STATED GOAL ▸ In the listing below, identify each line with the word "breakdown" and return those lines.

-- begin WORKING DATA --

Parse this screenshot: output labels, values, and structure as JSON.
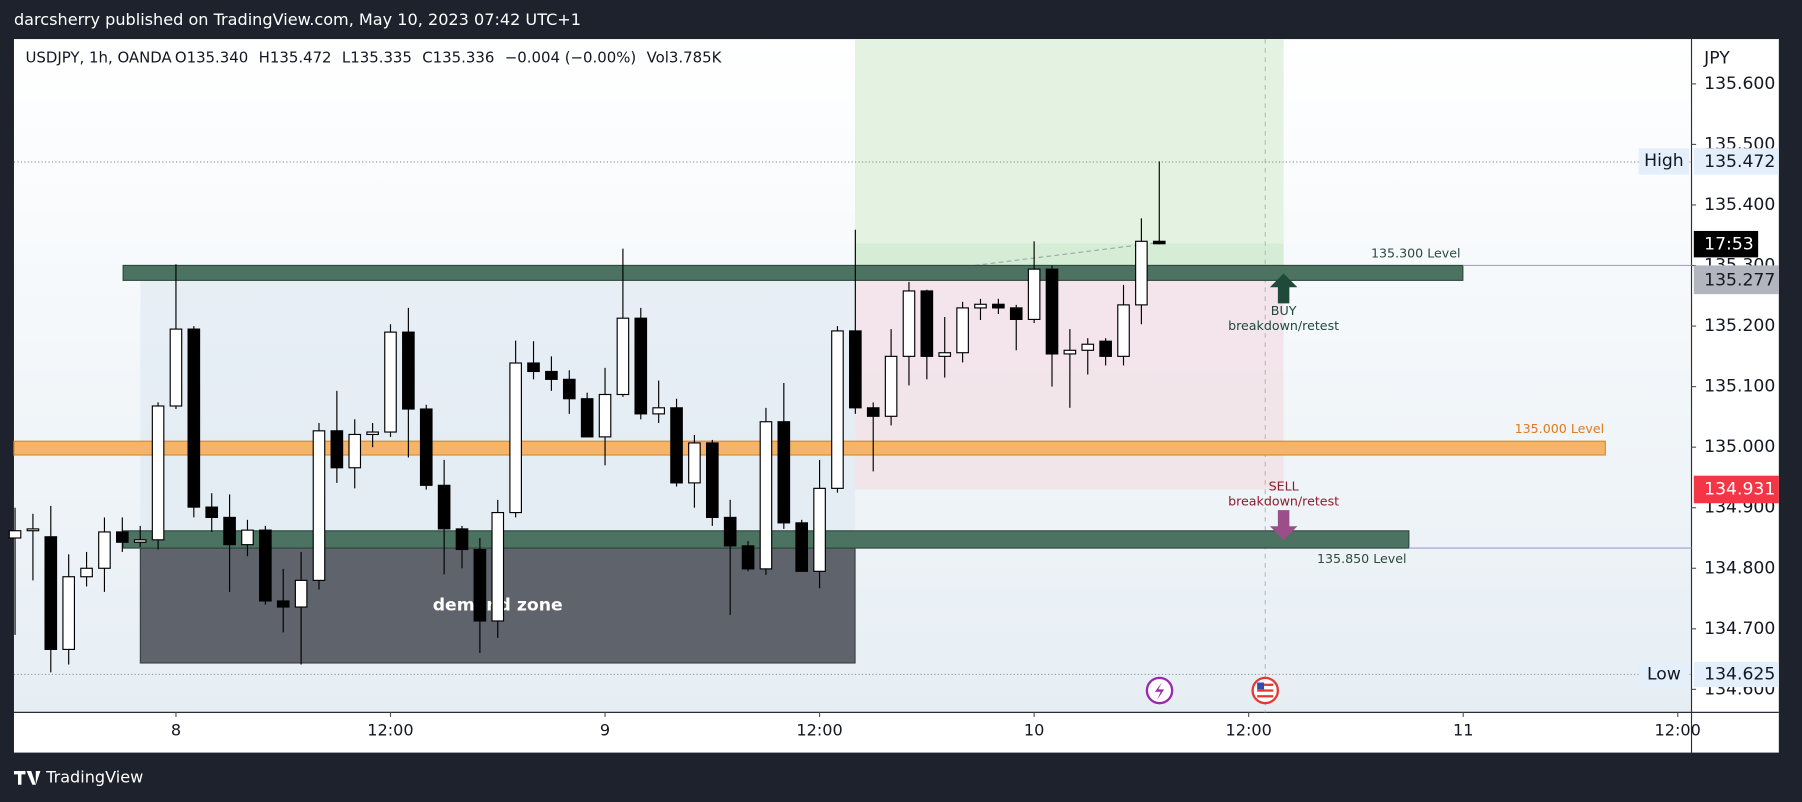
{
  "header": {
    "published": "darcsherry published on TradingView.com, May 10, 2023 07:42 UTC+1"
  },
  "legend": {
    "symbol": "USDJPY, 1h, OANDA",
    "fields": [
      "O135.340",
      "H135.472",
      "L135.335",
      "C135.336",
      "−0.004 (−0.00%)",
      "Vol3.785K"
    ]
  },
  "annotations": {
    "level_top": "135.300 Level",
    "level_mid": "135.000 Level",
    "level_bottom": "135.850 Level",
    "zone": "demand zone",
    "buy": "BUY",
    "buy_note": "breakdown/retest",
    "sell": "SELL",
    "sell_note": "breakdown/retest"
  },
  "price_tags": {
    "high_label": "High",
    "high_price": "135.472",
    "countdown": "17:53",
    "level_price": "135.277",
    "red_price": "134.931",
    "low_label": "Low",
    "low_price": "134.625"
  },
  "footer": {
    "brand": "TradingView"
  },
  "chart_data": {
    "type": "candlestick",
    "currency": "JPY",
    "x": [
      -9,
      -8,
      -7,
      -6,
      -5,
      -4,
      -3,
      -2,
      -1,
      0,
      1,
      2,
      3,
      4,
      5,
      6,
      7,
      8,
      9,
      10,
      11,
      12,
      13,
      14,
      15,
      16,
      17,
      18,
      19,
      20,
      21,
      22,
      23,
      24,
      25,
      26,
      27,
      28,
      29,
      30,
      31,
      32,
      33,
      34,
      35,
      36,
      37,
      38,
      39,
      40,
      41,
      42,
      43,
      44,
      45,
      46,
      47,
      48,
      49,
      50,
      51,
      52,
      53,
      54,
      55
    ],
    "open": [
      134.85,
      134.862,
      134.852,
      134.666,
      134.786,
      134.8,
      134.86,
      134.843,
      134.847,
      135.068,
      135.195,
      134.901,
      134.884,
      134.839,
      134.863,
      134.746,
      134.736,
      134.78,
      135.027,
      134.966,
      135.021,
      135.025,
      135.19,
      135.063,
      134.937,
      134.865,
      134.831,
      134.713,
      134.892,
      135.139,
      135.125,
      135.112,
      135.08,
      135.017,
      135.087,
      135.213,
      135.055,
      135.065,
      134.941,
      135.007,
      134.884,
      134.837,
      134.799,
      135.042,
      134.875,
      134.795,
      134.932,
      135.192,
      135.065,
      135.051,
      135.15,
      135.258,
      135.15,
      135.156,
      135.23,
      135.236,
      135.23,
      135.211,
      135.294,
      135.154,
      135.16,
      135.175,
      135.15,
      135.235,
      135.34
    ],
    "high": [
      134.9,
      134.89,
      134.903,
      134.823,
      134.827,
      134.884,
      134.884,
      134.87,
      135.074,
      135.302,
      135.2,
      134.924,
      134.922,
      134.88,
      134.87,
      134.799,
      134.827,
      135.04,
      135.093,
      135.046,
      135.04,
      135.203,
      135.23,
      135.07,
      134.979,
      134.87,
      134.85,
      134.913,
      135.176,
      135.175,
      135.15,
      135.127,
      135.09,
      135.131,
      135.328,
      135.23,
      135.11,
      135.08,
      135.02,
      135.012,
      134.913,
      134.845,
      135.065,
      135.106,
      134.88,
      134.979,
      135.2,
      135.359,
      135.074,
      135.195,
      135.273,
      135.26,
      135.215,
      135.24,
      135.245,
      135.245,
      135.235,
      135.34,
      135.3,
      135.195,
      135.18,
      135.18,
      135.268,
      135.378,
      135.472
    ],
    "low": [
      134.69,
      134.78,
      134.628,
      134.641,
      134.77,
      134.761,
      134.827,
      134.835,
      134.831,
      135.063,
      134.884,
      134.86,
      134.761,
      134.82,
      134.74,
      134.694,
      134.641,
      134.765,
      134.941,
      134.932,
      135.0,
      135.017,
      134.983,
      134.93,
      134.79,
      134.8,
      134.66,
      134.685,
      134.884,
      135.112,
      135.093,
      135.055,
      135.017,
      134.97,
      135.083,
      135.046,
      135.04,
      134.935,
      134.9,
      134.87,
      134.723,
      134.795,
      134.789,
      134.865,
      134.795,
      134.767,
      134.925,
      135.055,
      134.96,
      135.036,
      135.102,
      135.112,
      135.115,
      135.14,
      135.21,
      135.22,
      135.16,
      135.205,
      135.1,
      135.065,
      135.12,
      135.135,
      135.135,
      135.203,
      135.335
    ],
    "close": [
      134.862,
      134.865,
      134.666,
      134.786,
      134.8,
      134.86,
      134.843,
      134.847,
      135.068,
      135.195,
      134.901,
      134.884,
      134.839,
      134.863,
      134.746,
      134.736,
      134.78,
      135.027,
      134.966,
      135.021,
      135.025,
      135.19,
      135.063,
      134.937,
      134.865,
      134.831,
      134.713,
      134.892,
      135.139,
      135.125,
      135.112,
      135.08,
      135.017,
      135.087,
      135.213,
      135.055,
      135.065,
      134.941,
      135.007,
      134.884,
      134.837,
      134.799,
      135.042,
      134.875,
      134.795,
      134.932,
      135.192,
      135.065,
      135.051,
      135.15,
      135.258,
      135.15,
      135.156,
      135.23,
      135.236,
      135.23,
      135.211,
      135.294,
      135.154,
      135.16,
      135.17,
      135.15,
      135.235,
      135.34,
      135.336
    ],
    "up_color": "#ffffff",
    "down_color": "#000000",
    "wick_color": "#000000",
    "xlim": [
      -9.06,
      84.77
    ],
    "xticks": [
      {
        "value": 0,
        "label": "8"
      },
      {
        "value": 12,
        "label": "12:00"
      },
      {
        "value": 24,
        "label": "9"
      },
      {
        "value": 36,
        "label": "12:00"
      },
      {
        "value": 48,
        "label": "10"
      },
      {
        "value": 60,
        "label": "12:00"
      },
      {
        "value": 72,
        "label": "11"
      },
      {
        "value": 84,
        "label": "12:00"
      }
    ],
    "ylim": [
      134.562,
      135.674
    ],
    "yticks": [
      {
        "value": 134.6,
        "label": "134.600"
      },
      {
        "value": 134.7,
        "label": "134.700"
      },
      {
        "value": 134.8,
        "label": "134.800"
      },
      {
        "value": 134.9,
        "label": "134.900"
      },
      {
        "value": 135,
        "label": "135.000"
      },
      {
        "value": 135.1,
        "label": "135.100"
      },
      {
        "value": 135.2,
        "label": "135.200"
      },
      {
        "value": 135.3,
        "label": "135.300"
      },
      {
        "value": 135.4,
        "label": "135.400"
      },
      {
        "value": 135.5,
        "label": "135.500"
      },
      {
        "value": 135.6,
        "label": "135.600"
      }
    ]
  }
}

-- end WORKING DATA --

RESPONSE TO THE TASK ▸
    "buy_note": "breakdown/retest",
    "sell_note": "breakdown/retest"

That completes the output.